#### WHAT THE EXERCISE ASKS:
Read the entries below and pull out each line with the string "arrow".

#### SUPPLIED DATA:
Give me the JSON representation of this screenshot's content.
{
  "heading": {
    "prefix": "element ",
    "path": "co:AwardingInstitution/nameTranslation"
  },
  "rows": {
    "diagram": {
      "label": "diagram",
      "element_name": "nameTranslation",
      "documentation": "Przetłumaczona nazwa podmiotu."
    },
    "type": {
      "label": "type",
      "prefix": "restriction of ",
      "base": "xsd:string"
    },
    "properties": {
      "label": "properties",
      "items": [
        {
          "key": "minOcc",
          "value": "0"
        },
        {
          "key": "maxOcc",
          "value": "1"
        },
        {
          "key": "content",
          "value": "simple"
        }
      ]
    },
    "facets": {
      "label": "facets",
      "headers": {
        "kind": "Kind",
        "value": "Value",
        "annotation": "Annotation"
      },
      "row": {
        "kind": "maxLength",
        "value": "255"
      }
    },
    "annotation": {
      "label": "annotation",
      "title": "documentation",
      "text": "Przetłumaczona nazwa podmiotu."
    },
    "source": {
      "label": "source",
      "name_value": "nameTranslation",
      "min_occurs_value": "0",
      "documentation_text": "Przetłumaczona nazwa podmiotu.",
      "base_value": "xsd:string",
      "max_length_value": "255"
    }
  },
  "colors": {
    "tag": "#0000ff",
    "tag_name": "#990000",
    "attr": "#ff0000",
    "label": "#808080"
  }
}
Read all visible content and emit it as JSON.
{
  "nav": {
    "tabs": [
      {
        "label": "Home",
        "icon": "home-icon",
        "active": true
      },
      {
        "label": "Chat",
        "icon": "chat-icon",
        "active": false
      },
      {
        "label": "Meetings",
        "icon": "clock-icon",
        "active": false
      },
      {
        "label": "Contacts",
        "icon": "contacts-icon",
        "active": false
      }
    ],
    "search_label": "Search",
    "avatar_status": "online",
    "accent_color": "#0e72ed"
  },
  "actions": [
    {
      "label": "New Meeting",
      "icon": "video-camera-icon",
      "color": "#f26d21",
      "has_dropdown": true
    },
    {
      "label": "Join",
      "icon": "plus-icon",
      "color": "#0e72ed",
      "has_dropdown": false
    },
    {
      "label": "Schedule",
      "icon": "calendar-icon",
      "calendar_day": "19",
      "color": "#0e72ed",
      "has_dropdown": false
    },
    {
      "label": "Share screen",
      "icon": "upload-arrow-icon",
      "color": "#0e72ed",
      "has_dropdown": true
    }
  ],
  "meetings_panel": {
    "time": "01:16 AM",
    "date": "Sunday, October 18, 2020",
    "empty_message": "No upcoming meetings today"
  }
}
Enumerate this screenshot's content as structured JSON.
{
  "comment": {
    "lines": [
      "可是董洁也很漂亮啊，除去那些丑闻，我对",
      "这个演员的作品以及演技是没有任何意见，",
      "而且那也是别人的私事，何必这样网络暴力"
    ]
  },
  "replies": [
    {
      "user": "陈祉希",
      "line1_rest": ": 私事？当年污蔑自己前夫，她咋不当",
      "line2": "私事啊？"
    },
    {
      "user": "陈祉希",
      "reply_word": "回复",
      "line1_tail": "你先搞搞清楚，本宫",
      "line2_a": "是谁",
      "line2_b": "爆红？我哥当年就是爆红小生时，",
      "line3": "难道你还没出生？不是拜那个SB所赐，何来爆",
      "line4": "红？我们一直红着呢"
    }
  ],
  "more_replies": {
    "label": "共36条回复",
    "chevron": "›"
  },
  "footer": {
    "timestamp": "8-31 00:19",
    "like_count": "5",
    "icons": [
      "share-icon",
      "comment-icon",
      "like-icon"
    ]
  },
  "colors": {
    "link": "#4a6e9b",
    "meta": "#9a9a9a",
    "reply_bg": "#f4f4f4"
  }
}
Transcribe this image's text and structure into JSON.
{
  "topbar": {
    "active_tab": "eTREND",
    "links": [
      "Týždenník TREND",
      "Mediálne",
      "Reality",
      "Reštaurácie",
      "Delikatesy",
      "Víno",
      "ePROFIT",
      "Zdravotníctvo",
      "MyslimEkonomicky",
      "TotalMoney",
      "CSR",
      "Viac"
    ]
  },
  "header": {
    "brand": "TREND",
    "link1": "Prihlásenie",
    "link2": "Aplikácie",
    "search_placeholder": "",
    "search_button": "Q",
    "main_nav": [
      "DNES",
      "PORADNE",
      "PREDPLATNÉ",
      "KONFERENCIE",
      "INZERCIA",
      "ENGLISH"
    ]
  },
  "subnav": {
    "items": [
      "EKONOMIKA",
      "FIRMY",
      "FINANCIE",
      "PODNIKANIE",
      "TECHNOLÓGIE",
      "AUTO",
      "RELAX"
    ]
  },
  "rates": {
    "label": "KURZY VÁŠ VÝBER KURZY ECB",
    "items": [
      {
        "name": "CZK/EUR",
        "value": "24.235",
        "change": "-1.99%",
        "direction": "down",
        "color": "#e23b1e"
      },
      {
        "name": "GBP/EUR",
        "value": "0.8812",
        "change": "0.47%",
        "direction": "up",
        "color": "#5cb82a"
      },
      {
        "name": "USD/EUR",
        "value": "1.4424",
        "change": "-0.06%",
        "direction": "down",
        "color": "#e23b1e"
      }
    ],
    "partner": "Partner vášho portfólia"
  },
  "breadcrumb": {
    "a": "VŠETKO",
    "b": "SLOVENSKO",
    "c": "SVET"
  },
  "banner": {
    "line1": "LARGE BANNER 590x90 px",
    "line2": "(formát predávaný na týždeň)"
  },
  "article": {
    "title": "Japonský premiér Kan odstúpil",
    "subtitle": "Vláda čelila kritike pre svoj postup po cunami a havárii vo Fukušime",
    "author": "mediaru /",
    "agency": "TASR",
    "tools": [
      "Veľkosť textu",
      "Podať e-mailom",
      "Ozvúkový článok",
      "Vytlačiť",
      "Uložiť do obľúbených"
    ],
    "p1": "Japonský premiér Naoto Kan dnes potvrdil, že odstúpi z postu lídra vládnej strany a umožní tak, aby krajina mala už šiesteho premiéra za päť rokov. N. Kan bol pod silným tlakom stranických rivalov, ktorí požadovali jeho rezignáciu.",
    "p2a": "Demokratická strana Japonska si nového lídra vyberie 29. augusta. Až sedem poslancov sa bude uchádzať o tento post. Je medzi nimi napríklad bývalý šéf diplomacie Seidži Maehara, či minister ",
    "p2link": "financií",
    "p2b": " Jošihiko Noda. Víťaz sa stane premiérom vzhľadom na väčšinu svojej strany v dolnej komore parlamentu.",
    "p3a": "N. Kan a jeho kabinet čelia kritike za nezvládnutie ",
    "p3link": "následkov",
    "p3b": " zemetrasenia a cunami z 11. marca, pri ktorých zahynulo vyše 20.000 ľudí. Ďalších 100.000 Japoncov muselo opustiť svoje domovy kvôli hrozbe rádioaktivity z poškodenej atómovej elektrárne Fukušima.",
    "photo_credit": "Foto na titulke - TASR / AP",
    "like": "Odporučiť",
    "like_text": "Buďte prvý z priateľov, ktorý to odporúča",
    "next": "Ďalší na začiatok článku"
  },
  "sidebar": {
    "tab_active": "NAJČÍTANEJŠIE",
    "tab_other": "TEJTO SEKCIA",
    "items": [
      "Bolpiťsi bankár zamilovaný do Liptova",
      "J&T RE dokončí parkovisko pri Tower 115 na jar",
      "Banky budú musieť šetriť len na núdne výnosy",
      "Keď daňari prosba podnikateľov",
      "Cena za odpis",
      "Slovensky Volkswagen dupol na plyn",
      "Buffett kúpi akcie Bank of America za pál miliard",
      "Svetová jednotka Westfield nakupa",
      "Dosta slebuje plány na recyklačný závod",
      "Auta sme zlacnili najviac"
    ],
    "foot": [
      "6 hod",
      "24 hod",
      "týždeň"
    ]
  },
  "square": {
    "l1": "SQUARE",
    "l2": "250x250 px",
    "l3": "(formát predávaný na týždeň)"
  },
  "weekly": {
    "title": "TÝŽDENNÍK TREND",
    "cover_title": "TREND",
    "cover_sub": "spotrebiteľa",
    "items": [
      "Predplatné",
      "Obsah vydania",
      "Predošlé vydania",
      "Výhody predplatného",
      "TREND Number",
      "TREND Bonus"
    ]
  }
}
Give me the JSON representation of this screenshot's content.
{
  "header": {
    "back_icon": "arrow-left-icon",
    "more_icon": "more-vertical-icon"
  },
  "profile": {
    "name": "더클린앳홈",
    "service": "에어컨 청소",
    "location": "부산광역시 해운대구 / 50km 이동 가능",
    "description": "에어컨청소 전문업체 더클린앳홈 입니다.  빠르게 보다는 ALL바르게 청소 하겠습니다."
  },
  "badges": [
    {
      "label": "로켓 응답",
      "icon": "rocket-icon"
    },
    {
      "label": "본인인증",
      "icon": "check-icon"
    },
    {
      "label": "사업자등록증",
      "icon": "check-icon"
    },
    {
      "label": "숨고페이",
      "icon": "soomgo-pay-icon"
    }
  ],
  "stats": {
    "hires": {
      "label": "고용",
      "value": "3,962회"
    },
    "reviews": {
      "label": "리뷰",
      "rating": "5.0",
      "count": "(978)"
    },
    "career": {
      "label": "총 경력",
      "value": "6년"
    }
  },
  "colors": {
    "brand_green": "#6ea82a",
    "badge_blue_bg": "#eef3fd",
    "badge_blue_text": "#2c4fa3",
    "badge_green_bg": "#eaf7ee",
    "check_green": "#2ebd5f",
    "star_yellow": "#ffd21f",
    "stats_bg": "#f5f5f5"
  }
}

#### SOLUTION FOR THIS EXERCISE:
      "icon": "upload-arrow-icon",
    "back_icon": "arrow-left-icon",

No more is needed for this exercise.